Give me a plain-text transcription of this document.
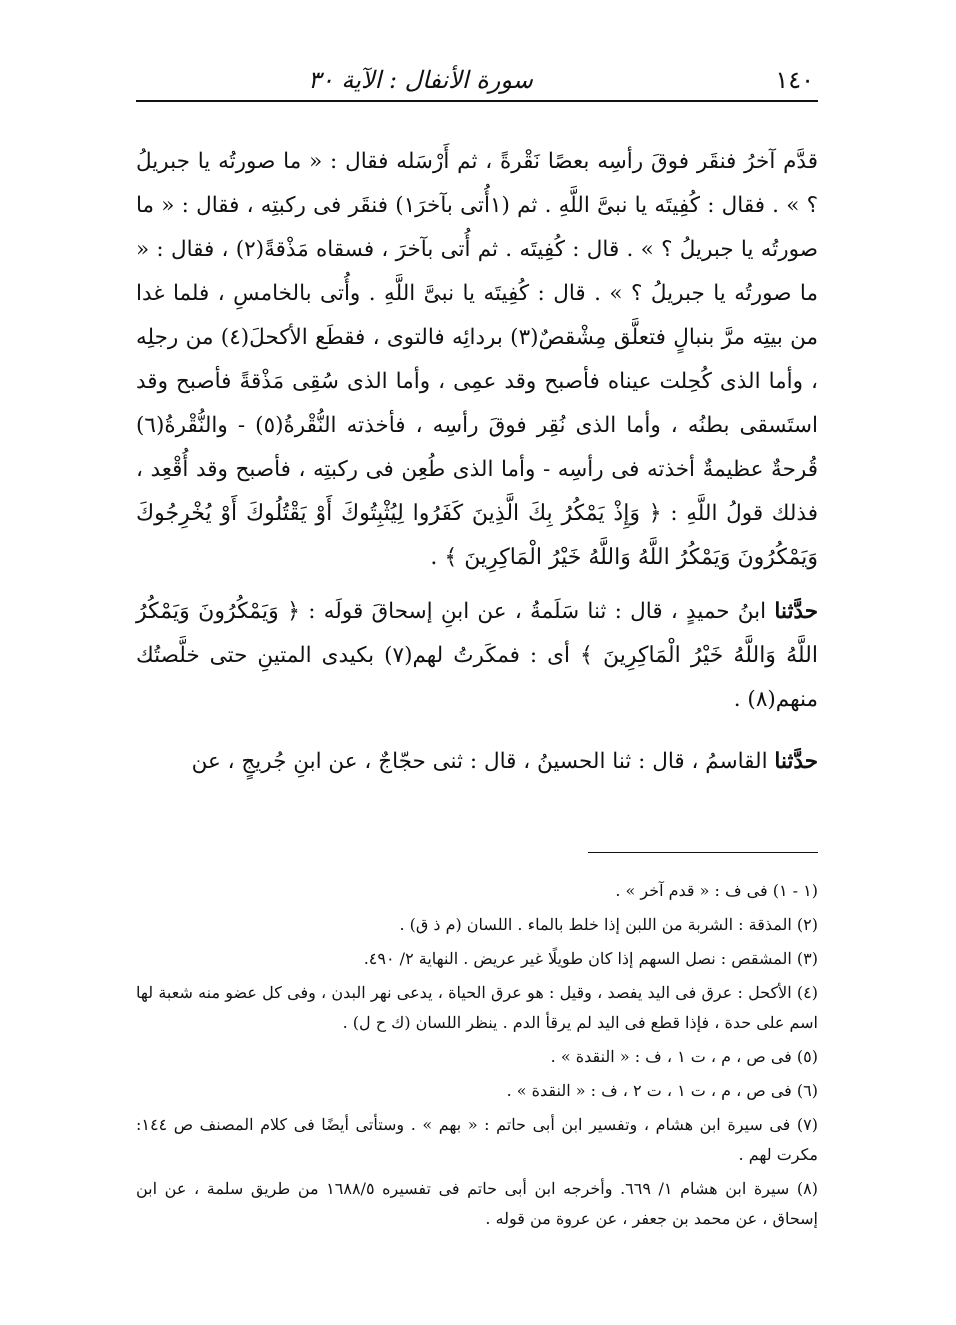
١٤٠
سورة الأنفال : الآية ٣٠

قدَّم آخرُ فنقَر فوقَ رأسِه بعصًا نَقْرةً ، ثم أَرْسَله فقال : « ما صورتُه يا جبريلُ ؟ » . فقال : كُفِيتَه يا نبىَّ اللَّهِ . ثم (١أُتى بآخرَ١) فنقَر فى ركبتِه ، فقال : « ما صورتُه يا جبريلُ ؟ » . قال : كُفِيتَه . ثم أُتى بآخرَ ، فسقاه مَذْقةً(٢) ، فقال : « ما صورتُه يا جبريلُ ؟ » . قال : كُفِيتَه يا نبىَّ اللَّهِ . وأُتى بالخامسِ ، فلما غدا من بيتِه مرَّ بنبالٍ فتعلَّق مِشْقصٌ(٣) بردائِه فالتوى ، فقطَع الأكحلَ(٤) من رجلِه ، وأما الذى كُحِلت عيناه فأصبح وقد عمِى ، وأما الذى سُقِى مَذْقةً فأصبح وقد استَسقى بطنُه ، وأما الذى نُقِر فوقَ رأسِه ، فأخذته النُّقْرةُ(٥) - والنُّقْرةُ(٦) قُرحةٌ عظيمةٌ أخذته فى رأسِه - وأما الذى طُعِن فى ركبتِه ، فأصبح وقد أُقْعِد ، فذلك قولُ اللَّهِ : ﴿ وَإِذْ يَمْكُرُ بِكَ الَّذِينَ كَفَرُوا لِيُثْبِتُوكَ أَوْ يَقْتُلُوكَ أَوْ يُخْرِجُوكَ وَيَمْكُرُونَ وَيَمْكُرُ اللَّهُ وَاللَّهُ خَيْرُ الْمَاكِرِينَ ﴾ .

حدَّثنا ابنُ حميدٍ ، قال : ثنا سَلَمةُ ، عن ابنِ إسحاقَ قولَه : ﴿ وَيَمْكُرُونَ وَيَمْكُرُ اللَّهُ وَاللَّهُ خَيْرُ الْمَاكِرِينَ ﴾ أى : فمكَرتُ لهم(٧) بكيدى المتينِ حتى خلَّصتُك منهم(٨) .

حدَّثنا القاسمُ ، قال : ثنا الحسينُ ، قال : ثنى حجّاجٌ ، عن ابنِ جُريجٍ ، عن

(١ - ١) فى ف : « قدم آخر » .

(٢) المذقة : الشربة من اللبن إذا خلط بالماء . اللسان (م ذ ق) .

(٣) المشقص : نصل السهم إذا كان طويلًا غير عريض . النهاية ٢/ ٤٩٠.

(٤) الأكحل : عرق فى اليد يفصد ، وقيل : هو عرق الحياة ، يدعى نهر البدن ، وفى كل عضو منه شعبة لها اسم على حدة ، فإذا قطع فى اليد لم يرقأ الدم . ينظر اللسان (ك ح ل) .

(٥) فى ص ، م ، ت ١ ، ف : « النقدة » .

(٦) فى ص ، م ، ت ١ ، ت ٢ ، ف : « النقدة » .

(٧) فى سيرة ابن هشام ، وتفسير ابن أبى حاتم : « بهم » . وستأتى أيضًا فى كلام المصنف ص ١٤٤: مكرت لهم .

(٨) سيرة ابن هشام ١/ ٦٦٩. وأخرجه ابن أبى حاتم فى تفسيره ١٦٨٨/٥ من طريق سلمة ، عن ابن إسحاق ، عن محمد بن جعفر ، عن عروة من قوله .
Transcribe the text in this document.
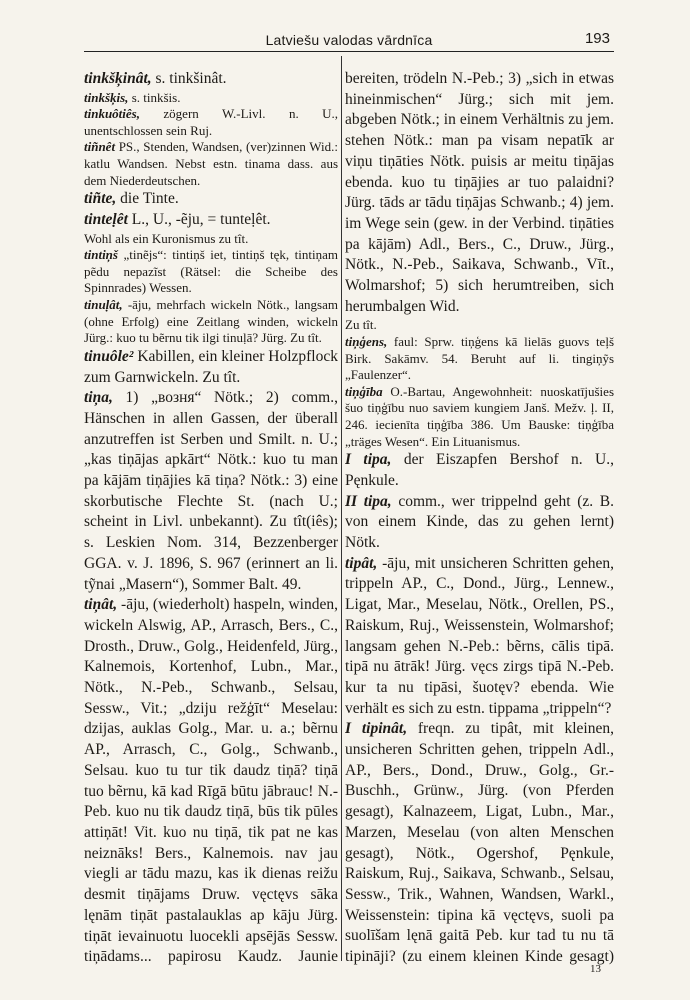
Latviešu valodas vārdnīca	193
tinkšķinât, s. tinkšinât.
tinkšķis, s. tinkšis.
tinkuôtiês, zögern W.-Livl. n. U., unentschlossen sein Ruj.
tiñnêt PS., Stenden, Wandsen, (ver)zinnen Wid.: katlu Wandsen. Nebst estn. tinama dass. aus dem Niederdeutschen.
tiñte, die Tinte.
tinteḷêt L., U., -ẽju, = tunteḷêt.
Wohl als ein Kuronismus zu tît.
tintiņš „tinẽjs“: tintiņš iet, tintiņš tęk, tintiņam pẽdu nepazĩst (Rätsel: die Scheibe des Spinnrades) Wessen.
tinuḷât, -āju, mehrfach wickeln Nötk., langsam (ohne Erfolg) eine Zeitlang winden, wickeln Jürg.: kuo tu bẽrnu tik ilgi tinuḷā? Jürg. Zu tît.
tinuôle² Kabillen, ein kleiner Holzpflock zum Garnwickeln. Zu tît.
tiņa, 1) „возня“ Nötk.; 2) comm., Hänschen in allen Gassen, der überall anzutreffen ist Serben und Smilt. n. U.; „kas tiņājas apkārt“ Nötk.: kuo tu man pa kājām tiņājies kā tiņa? Nötk.: 3) eine skorbutische Flechte St. (nach U.; scheint in Livl. unbekannt). Zu tît(iês); s. Leskien Nom. 314, Bezzenberger GGA. v. J. 1896, S. 967 (erinnert an li. tỹnai „Masern“), Sommer Balt. 49.
tiņât, -āju, (wiederholt) haspeln, winden, wickeln Alswig, AP., Arrasch, Bers., C., Drosth., Druw., Golg., Heidenfeld, Jürg., Kalnemois, Kortenhof, Lubn., Mar., Nötk., N.-Peb., Schwanb., Selsau, Sessw., Vit.; „dziju režģīt“ Meselau: dzijas, auklas Golg., Mar. u. a.; bẽrnu AP., Arrasch, C., Golg., Schwanb., Selsau. kuo tu tur tik daudz tiņā? tiņā tuo bẽrnu, kā kad Rīgā būtu jābrauc! N.-Peb. kuo nu tik daudz tiņā, būs tik pūles attiņāt! Vit. kuo nu tiņā, tik pat ne kas neiznāks! Bers., Kalnemois. nav jau viegli ar tādu mazu, kas ik dienas reižu desmit tiņājams Druw. vęctęvs sāka lęnām tiņāt pastalauklas ap kāju Jürg. tiņāt ievainuotu luocekli apsējās Sessw. tiņādams... papirosu Kaudz. Jaunie
bereiten, trödeln N.-Peb.; 3) „sich in etwas hineinmischen“ Jürg.; sich mit jem. abgeben Nötk.; in einem Verhältnis zu jem. stehen Nötk.: man pa visam nepatīk ar viņu tiņāties Nötk. puisis ar meitu tiņājas ebenda. kuo tu tiņājies ar tuo palaidni? Jürg. tāds ar tādu tiņājas Schwanb.; 4) jem. im Wege sein (gew. in der Verbind. tiņāties pa kājām) Adl., Bers., C., Druw., Jürg., Nötk., N.-Peb., Saikava, Schwanb., Vīt., Wolmarshof; 5) sich herumtreiben, sich herumbalgen Wid.
Zu tît.
tiņģens, faul: Sprw. tiņģens kā lielās guovs teļš Birk. Sakāmv. 54. Beruht auf li. tingiņỹs „Faulenzer“.
tiņģība O.-Bartau, Angewohnheit: nuoskatījušies šuo tiņģību nuo saviem kungiem Janš. Mežv. ļ. II, 246. iecienīta tiņģība 386. Um Bauske: tiņģība „träges Wesen“. Ein Lituanismus.
I tipa, der Eiszapfen Bershof n. U., Pęnkule.
II tipa, comm., wer trippelnd geht (z. B. von einem Kinde, das zu gehen lernt) Nötk.
tipât, -āju, mit unsicheren Schritten gehen, trippeln AP., C., Dond., Jürg., Lennew., Ligat, Mar., Meselau, Nötk., Orellen, PS., Raiskum, Ruj., Weissenstein, Wolmarshof; langsam gehen N.-Peb.: bẽrns, cālis tipā. tipā nu ātrāk! Jürg. vęcs zirgs tipā N.-Peb. kur ta nu tipāsi, šuotęv? ebenda. Wie verhält es sich zu estn. tippama „trippeln“?
I tipinât, freqn. zu tipât, mit kleinen, unsicheren Schritten gehen, trippeln Adl., AP., Bers., Dond., Druw., Golg., Gr.-Buschh., Grünw., Jürg. (von Pferden gesagt), Kalnazeem, Ligat, Lubn., Mar., Marzen, Meselau (von alten Menschen gesagt), Nötk., Ogershof, Pęnkule, Raiskum, Ruj., Saikava, Schwanb., Selsau, Sessw., Trik., Wahnen, Wandsen, Warkl., Weissenstein: tipina kā vęctęvs, suoli pa suolīšam lęnā gaitā Peb. kur tad tu nu tā tipināji? (zu einem kleinen Kinde gesagt)
13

- [Exercise details] Copy every line in the listing above where the string "document" turns up.

- [Solution for this task]
Give me a plain-text transcription of this document.
Transcribe the text in this document.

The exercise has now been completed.